■ **Exercise goal**:
Print the records again, character for character.

■ **Input**:
------------------------------------------------------------
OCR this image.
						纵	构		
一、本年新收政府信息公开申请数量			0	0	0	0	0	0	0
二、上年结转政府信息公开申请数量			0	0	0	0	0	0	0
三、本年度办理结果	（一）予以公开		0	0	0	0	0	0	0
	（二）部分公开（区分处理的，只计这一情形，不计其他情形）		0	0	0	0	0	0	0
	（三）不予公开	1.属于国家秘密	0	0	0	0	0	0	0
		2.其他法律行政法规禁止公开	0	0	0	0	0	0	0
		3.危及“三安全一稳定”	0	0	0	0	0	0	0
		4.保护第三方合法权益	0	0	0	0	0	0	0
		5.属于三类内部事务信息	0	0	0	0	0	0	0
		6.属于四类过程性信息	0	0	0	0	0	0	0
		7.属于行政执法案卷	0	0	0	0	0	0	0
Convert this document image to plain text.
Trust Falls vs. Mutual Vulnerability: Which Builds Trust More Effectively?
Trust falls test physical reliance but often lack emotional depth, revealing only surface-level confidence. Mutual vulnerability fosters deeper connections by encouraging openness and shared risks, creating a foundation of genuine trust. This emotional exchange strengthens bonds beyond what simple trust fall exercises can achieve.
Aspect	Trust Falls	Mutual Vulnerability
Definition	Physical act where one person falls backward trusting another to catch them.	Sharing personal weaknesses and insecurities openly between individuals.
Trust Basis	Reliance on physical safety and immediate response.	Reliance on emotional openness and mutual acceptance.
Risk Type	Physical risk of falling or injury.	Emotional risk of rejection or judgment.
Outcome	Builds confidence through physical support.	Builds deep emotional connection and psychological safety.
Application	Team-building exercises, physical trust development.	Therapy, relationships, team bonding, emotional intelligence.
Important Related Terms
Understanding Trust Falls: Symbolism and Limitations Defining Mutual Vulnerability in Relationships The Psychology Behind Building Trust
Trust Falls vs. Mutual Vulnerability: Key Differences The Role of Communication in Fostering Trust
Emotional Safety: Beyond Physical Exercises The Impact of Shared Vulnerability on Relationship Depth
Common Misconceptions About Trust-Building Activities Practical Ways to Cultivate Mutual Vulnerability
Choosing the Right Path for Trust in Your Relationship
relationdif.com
------------------------------------------------------------
■ **Response to this exercise**:
OCR this image.
						纵	构		
一、本年新收政府信息公开申请数量			0	0	0	0	0	0	0
二、上年结转政府信息公开申请数量			0	0	0	0	0	0	0
三、本年度办理结果	（一）予以公开		0	0	0	0	0	0	0
	（二）部分公开（区分处理的，只计这一情形，不计其他情形）		0	0	0	0	0	0	0
	（三）不予公开	1.属于国家秘密	0	0	0	0	0	0	0
		2.其他法律行政法规禁止公开	0	0	0	0	0	0	0
		3.危及“三安全一稳定”	0	0	0	0	0	0	0
		4.保护第三方合法权益	0	0	0	0	0	0	0
		5.属于三类内部事务信息	0	0	0	0	0	0	0
		6.属于四类过程性信息	0	0	0	0	0	0	0
		7.属于行政执法案卷	0	0	0	0	0	0	0
Convert this document image to plain text.
Trust Falls vs. Mutual Vulnerability: Which Builds Trust More Effectively?
Trust falls test physical reliance but often lack emotional depth, revealing only surface-level confidence. Mutual vulnerability fosters deeper connections by encouraging openness and shared risks, creating a foundation of genuine trust. This emotional exchange strengthens bonds beyond what simple trust fall exercises can achieve.
Aspect	Trust Falls	Mutual Vulnerability
Definition	Physical act where one person falls backward trusting another to catch them.	Sharing personal weaknesses and insecurities openly between individuals.
Trust Basis	Reliance on physical safety and immediate response.	Reliance on emotional openness and mutual acceptance.
Risk Type	Physical risk of falling or injury.	Emotional risk of rejection or judgment.
Outcome	Builds confidence through physical support.	Builds deep emotional connection and psychological safety.
Application	Team-building exercises, physical trust development.	Therapy, relationships, team bonding, emotional intelligence.
Important Related Terms
Understanding Trust Falls: Symbolism and Limitations Defining Mutual Vulnerability in Relationships The Psychology Behind Building Trust
Trust Falls vs. Mutual Vulnerability: Key Differences The Role of Communication in Fostering Trust
Emotional Safety: Beyond Physical Exercises The Impact of Shared Vulnerability on Relationship Depth
Common Misconceptions About Trust-Building Activities Practical Ways to Cultivate Mutual Vulnerability
Choosing the Right Path for Trust in Your Relationship
relationdif.com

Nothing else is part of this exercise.